• What to produce: Find every line in the records that holds the string "longitudes". Copy each one.

• Provided records:

——

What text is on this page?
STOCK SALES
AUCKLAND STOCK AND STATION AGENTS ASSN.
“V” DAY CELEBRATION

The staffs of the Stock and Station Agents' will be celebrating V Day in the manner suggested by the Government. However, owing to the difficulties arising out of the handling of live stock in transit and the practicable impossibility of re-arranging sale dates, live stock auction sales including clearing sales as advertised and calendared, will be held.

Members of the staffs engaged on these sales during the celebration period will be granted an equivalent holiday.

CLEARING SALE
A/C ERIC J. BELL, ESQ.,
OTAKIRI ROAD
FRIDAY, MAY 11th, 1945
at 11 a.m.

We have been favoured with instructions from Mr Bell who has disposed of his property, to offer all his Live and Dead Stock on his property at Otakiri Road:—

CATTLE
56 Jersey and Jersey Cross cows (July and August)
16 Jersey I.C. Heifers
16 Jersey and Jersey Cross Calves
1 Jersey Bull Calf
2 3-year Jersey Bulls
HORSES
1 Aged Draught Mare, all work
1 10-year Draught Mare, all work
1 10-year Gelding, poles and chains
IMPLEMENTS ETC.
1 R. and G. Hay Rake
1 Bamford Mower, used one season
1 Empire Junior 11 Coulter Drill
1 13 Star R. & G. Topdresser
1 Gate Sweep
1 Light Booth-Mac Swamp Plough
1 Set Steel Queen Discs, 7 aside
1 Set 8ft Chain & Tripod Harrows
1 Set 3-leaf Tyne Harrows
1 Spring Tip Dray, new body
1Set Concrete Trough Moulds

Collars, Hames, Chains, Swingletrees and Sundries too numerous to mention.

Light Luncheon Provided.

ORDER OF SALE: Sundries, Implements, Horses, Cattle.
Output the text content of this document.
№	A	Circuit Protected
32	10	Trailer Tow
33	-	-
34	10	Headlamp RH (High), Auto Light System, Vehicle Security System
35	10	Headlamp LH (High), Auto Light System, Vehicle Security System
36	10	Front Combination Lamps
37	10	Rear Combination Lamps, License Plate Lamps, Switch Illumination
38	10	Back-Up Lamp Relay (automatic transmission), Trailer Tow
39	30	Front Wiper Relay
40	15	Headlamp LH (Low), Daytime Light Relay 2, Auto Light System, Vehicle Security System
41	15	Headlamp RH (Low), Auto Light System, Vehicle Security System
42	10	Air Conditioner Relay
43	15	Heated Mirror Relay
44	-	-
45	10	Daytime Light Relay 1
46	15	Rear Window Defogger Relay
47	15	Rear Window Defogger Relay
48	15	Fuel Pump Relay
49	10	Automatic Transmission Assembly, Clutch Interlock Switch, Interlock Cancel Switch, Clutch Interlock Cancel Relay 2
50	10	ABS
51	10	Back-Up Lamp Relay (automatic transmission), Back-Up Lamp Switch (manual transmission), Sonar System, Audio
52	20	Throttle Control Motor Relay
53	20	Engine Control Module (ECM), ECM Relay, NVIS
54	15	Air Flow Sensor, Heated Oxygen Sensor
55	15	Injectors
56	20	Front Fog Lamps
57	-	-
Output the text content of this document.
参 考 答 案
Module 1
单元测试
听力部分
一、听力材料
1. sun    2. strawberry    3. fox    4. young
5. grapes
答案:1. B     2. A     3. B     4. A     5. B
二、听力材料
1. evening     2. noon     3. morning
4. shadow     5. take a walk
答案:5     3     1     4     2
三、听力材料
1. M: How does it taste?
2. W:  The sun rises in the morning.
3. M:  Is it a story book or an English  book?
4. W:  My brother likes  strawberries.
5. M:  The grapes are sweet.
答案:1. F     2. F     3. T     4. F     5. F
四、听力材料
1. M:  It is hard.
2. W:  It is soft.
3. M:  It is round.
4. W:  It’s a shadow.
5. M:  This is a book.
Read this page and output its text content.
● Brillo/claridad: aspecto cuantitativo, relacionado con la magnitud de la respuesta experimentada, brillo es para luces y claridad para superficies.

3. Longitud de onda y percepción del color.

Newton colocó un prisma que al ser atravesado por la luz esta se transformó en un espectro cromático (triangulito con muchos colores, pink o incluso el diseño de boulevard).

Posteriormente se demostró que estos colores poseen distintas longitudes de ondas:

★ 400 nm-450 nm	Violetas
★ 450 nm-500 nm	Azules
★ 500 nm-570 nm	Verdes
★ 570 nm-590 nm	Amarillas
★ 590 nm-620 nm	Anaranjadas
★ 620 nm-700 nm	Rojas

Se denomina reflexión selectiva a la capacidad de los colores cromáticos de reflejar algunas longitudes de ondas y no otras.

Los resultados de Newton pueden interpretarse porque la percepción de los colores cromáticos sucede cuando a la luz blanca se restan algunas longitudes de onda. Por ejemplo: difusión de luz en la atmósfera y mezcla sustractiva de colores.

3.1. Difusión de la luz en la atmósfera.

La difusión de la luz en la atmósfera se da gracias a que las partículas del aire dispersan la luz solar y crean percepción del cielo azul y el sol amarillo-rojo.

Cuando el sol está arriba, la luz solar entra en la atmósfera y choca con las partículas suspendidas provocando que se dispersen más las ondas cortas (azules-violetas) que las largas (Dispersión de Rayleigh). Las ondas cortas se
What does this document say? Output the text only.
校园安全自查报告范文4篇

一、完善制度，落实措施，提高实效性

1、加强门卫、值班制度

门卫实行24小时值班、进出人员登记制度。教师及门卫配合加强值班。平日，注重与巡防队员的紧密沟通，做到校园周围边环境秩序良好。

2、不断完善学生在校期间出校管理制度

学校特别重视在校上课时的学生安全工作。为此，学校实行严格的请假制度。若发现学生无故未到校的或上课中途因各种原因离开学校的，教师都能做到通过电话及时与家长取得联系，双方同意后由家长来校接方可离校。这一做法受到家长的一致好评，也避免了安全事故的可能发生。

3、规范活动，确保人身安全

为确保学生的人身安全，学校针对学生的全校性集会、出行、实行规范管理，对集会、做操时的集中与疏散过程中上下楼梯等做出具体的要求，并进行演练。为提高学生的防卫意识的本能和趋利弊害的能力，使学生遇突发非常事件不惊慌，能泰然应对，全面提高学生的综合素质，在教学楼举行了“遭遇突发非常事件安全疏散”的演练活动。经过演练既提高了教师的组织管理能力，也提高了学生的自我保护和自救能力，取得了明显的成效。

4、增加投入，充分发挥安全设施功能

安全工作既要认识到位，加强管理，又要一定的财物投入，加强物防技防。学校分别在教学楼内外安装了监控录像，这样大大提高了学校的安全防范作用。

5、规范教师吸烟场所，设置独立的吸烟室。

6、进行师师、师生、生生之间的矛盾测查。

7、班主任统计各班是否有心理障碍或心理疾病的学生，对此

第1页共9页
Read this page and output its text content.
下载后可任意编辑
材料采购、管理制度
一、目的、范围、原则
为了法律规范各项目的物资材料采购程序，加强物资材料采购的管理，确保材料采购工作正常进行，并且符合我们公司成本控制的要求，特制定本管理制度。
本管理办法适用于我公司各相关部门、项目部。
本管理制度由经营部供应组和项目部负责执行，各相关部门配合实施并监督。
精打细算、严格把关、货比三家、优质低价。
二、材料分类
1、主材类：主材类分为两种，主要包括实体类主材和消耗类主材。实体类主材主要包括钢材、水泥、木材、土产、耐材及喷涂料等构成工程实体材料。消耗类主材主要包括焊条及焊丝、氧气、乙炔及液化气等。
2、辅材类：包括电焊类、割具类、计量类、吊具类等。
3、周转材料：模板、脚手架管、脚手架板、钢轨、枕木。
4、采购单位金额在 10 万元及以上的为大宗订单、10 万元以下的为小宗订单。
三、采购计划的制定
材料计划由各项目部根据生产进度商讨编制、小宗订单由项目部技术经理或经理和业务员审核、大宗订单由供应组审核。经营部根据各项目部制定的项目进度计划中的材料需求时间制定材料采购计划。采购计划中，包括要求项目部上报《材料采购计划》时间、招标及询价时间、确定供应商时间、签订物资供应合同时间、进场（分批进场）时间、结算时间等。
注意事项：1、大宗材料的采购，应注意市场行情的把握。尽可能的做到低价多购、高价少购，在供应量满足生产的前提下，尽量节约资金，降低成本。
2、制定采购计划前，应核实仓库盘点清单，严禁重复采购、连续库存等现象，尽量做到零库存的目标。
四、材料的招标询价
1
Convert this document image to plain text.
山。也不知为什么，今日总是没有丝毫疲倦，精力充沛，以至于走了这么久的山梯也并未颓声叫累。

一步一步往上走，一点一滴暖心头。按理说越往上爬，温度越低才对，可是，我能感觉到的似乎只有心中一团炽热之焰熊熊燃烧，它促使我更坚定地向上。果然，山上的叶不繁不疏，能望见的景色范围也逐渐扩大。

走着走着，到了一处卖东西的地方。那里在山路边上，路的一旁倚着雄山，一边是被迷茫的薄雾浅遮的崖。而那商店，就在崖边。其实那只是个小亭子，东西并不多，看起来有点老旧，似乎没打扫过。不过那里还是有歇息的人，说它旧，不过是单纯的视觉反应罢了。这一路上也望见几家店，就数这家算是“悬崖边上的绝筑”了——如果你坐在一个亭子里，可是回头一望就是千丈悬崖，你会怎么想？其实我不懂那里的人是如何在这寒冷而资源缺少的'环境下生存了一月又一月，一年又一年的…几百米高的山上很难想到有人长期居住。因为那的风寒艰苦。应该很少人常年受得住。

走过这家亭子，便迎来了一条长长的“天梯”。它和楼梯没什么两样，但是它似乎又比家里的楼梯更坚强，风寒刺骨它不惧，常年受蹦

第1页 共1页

——

• The output:
Posteriormente se demostró que estos colores poseen distintas longitudes de ondas:
Se denomina reflexión selectiva a la capacidad de los colores cromáticos de reflejar algunas longitudes de ondas y no otras.
Los resultados de Newton pueden interpretarse porque la percepción de los colores cromáticos sucede cuando a la luz blanca se restan algunas longitudes de onda. Por ejemplo: difusión de luz en la atmósfera y mezcla sustractiva de colores.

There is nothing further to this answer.